(Items from an interface collection)
- - - -

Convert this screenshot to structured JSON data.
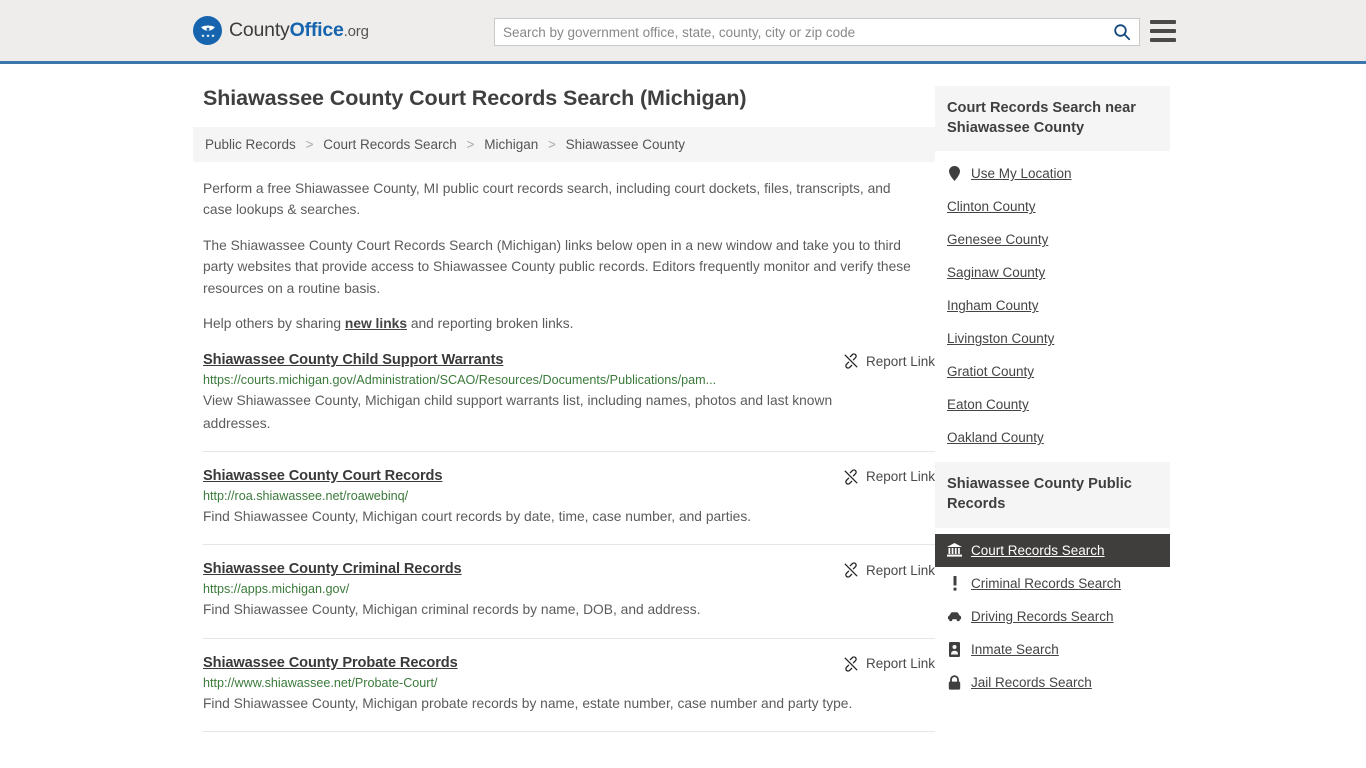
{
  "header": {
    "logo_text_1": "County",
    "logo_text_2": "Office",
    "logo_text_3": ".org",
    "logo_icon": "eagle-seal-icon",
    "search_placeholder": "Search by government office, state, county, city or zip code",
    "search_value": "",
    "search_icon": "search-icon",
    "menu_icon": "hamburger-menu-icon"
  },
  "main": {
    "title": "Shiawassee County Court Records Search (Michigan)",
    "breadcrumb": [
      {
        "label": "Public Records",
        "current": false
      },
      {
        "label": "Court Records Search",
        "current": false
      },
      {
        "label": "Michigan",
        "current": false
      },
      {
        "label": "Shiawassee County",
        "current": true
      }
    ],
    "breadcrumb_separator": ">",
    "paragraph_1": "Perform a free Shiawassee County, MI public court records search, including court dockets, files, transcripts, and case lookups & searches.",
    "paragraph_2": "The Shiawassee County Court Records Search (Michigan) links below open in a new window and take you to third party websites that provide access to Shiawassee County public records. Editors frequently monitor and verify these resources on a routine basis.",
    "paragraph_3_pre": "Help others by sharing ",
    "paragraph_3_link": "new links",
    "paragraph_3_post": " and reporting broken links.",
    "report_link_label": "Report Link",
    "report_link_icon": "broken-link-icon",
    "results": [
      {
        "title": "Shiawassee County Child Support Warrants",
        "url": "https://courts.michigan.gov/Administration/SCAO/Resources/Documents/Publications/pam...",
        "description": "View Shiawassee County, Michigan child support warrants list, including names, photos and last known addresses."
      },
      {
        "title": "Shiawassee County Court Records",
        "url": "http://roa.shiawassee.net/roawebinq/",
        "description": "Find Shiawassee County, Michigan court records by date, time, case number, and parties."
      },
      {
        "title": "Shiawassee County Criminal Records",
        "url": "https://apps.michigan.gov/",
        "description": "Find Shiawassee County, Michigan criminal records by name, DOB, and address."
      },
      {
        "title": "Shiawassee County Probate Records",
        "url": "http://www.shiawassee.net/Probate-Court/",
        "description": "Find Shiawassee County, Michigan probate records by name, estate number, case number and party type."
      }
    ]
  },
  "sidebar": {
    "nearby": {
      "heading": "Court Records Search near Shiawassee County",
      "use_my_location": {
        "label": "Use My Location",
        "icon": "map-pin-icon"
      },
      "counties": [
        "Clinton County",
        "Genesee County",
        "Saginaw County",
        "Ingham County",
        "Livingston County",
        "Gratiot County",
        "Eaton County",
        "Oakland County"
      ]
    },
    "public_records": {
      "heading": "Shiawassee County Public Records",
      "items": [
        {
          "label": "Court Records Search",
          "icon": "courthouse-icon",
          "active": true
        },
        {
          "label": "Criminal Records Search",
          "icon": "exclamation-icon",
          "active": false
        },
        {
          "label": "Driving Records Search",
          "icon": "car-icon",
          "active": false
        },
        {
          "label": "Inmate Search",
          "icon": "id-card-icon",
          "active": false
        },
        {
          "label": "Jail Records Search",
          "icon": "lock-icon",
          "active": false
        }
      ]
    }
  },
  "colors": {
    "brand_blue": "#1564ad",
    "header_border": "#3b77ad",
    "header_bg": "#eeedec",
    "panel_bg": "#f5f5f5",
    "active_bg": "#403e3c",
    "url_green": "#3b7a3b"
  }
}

- - - -

§ What to do
For this exercise, find all lines in the records containing the word "links" and copy them.

§ Solution to the exercise
    "paragraph_2": "The Shiawassee County Court Records Search (Michigan) links below open in a new window and take you to third party websites that provide access to Shiawassee County public records. Editors frequently monitor and verify these resources on a routine basis.",
    "paragraph_3_link": "new links",
    "paragraph_3_post": " and reporting broken links.",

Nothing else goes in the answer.